» YOUR TASK:
Output the entries below exactly as written, omitting pictures.

» ROWS:
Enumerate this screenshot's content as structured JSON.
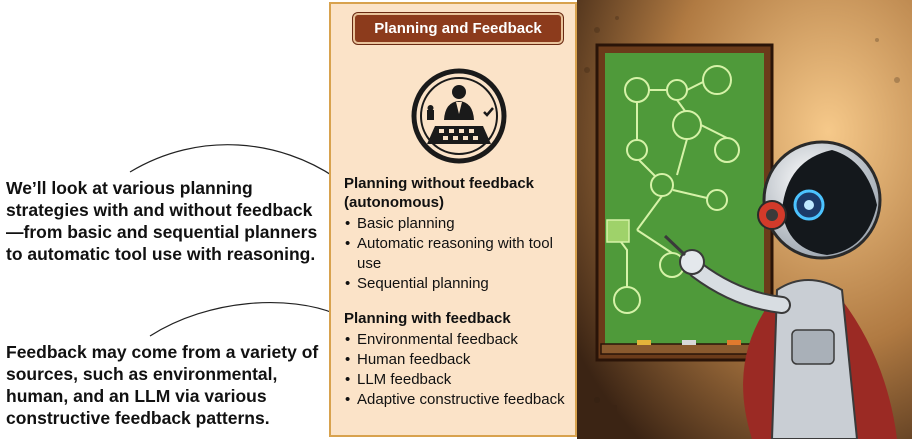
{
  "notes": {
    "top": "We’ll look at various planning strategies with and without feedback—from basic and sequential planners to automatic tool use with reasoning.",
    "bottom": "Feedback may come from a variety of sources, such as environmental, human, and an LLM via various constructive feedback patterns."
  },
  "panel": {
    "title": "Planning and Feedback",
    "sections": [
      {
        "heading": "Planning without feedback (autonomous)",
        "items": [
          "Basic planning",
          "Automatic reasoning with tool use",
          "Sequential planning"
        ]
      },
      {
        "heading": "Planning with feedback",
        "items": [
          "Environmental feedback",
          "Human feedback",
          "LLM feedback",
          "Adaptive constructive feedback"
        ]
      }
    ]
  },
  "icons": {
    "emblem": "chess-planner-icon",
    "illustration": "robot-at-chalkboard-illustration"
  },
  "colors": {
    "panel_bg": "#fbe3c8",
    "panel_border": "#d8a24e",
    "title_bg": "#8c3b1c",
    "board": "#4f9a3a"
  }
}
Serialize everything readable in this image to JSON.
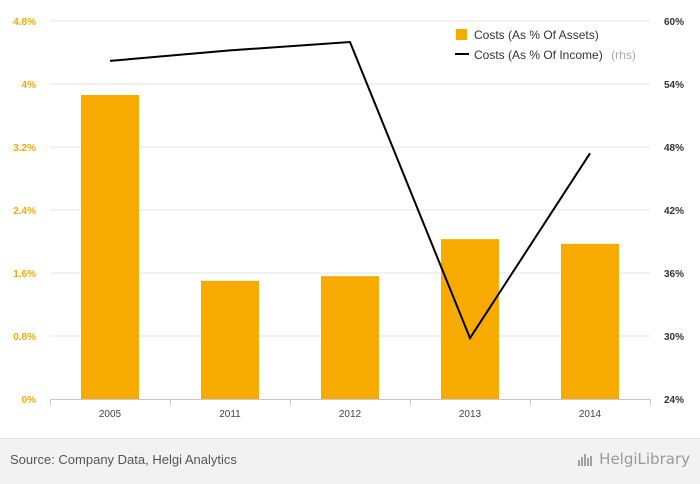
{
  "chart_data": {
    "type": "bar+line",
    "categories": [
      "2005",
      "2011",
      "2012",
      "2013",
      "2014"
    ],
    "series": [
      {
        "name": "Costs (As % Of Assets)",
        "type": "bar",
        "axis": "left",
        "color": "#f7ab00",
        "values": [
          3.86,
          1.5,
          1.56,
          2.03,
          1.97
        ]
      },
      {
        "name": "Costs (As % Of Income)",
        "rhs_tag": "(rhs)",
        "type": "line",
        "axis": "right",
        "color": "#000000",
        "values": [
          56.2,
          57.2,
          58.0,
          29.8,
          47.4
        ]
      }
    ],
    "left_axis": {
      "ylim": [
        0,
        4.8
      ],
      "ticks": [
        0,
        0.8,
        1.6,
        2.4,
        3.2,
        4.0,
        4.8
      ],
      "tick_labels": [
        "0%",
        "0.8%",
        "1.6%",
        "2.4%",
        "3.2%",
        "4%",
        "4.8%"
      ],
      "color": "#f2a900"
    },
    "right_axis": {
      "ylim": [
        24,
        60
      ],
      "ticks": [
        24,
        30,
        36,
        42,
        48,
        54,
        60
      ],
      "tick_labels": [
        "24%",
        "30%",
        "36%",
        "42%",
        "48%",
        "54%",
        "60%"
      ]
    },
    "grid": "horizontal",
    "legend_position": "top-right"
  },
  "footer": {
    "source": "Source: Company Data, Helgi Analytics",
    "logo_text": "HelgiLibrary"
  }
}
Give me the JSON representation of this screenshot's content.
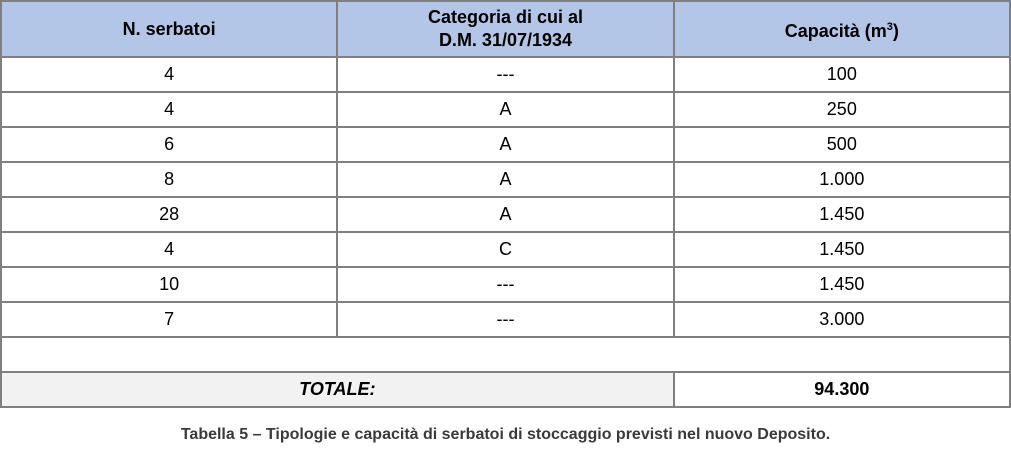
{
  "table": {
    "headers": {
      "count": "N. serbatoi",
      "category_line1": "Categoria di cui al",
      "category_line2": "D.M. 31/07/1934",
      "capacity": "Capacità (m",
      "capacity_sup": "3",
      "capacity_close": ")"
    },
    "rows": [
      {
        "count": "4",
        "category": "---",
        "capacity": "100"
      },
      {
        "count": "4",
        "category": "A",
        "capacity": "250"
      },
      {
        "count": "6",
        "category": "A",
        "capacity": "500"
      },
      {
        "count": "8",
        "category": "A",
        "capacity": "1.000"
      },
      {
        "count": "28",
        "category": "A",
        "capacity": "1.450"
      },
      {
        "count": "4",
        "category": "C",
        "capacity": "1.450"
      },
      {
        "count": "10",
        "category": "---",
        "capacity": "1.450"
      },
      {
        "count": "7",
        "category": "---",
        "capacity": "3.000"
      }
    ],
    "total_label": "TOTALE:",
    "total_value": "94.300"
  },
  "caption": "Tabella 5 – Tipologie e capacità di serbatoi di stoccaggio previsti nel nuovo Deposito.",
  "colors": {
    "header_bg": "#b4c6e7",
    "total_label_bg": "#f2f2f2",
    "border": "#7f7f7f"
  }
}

» FINISHED TASK:
Enumerate this screenshot's content as structured JSON.
{
  "notes": {
    "top": "We’ll look at various planning strategies with and without feedback—from basic and sequential planners to automatic tool use with reasoning.",
    "bottom": "Feedback may come from a variety of sources, such as environmental, human, and an LLM via various constructive feedback patterns."
  },
  "panel": {
    "title": "Planning and Feedback",
    "sections": [
      {
        "heading": "Planning without feedback (autonomous)",
        "items": [
          "Basic planning",
          "Automatic reasoning with tool use",
          "Sequential planning"
        ]
      },
      {
        "heading": "Planning with feedback",
        "items": [
          "Environmental feedback",
          "Human feedback",
          "LLM feedback",
          "Adaptive constructive feedback"
        ]
      }
    ]
  },
  "icons": {
    "emblem": "chess-planner-icon",
    "illustration": "robot-at-chalkboard-illustration"
  },
  "colors": {
    "panel_bg": "#fbe3c8",
    "panel_border": "#d8a24e",
    "title_bg": "#8c3b1c",
    "board": "#4f9a3a"
  }
}
Serialize everything readable in this image to JSON.
{
  "chart_data": {
    "type": "bar+line",
    "categories": [
      "2005",
      "2011",
      "2012",
      "2013",
      "2014"
    ],
    "series": [
      {
        "name": "Costs (As % Of Assets)",
        "type": "bar",
        "axis": "left",
        "color": "#f7ab00",
        "values": [
          3.86,
          1.5,
          1.56,
          2.03,
          1.97
        ]
      },
      {
        "name": "Costs (As % Of Income)",
        "rhs_tag": "(rhs)",
        "type": "line",
        "axis": "right",
        "color": "#000000",
        "values": [
          56.2,
          57.2,
          58.0,
          29.8,
          47.4
        ]
      }
    ],
    "left_axis": {
      "ylim": [
        0,
        4.8
      ],
      "ticks": [
        0,
        0.8,
        1.6,
        2.4,
        3.2,
        4.0,
        4.8
      ],
      "tick_labels": [
        "0%",
        "0.8%",
        "1.6%",
        "2.4%",
        "3.2%",
        "4%",
        "4.8%"
      ],
      "color": "#f2a900"
    },
    "right_axis": {
      "ylim": [
        24,
        60
      ],
      "ticks": [
        24,
        30,
        36,
        42,
        48,
        54,
        60
      ],
      "tick_labels": [
        "24%",
        "30%",
        "36%",
        "42%",
        "48%",
        "54%",
        "60%"
      ]
    },
    "grid": "horizontal",
    "legend_position": "top-right"
  },
  "footer": {
    "source": "Source: Company Data, Helgi Analytics",
    "logo_text": "HelgiLibrary"
  }
}
Give me the JSON representation of this screenshot's content.
{
  "table": {
    "headers": {
      "count": "N. serbatoi",
      "category_line1": "Categoria di cui al",
      "category_line2": "D.M. 31/07/1934",
      "capacity": "Capacità (m",
      "capacity_sup": "3",
      "capacity_close": ")"
    },
    "rows": [
      {
        "count": "4",
        "category": "---",
        "capacity": "100"
      },
      {
        "count": "4",
        "category": "A",
        "capacity": "250"
      },
      {
        "count": "6",
        "category": "A",
        "capacity": "500"
      },
      {
        "count": "8",
        "category": "A",
        "capacity": "1.000"
      },
      {
        "count": "28",
        "category": "A",
        "capacity": "1.450"
      },
      {
        "count": "4",
        "category": "C",
        "capacity": "1.450"
      },
      {
        "count": "10",
        "category": "---",
        "capacity": "1.450"
      },
      {
        "count": "7",
        "category": "---",
        "capacity": "3.000"
      }
    ],
    "total_label": "TOTALE:",
    "total_value": "94.300"
  },
  "caption": "Tabella 5 – Tipologie e capacità di serbatoi di stoccaggio previsti nel nuovo Deposito.",
  "colors": {
    "header_bg": "#b4c6e7",
    "total_label_bg": "#f2f2f2",
    "border": "#7f7f7f"
  }
}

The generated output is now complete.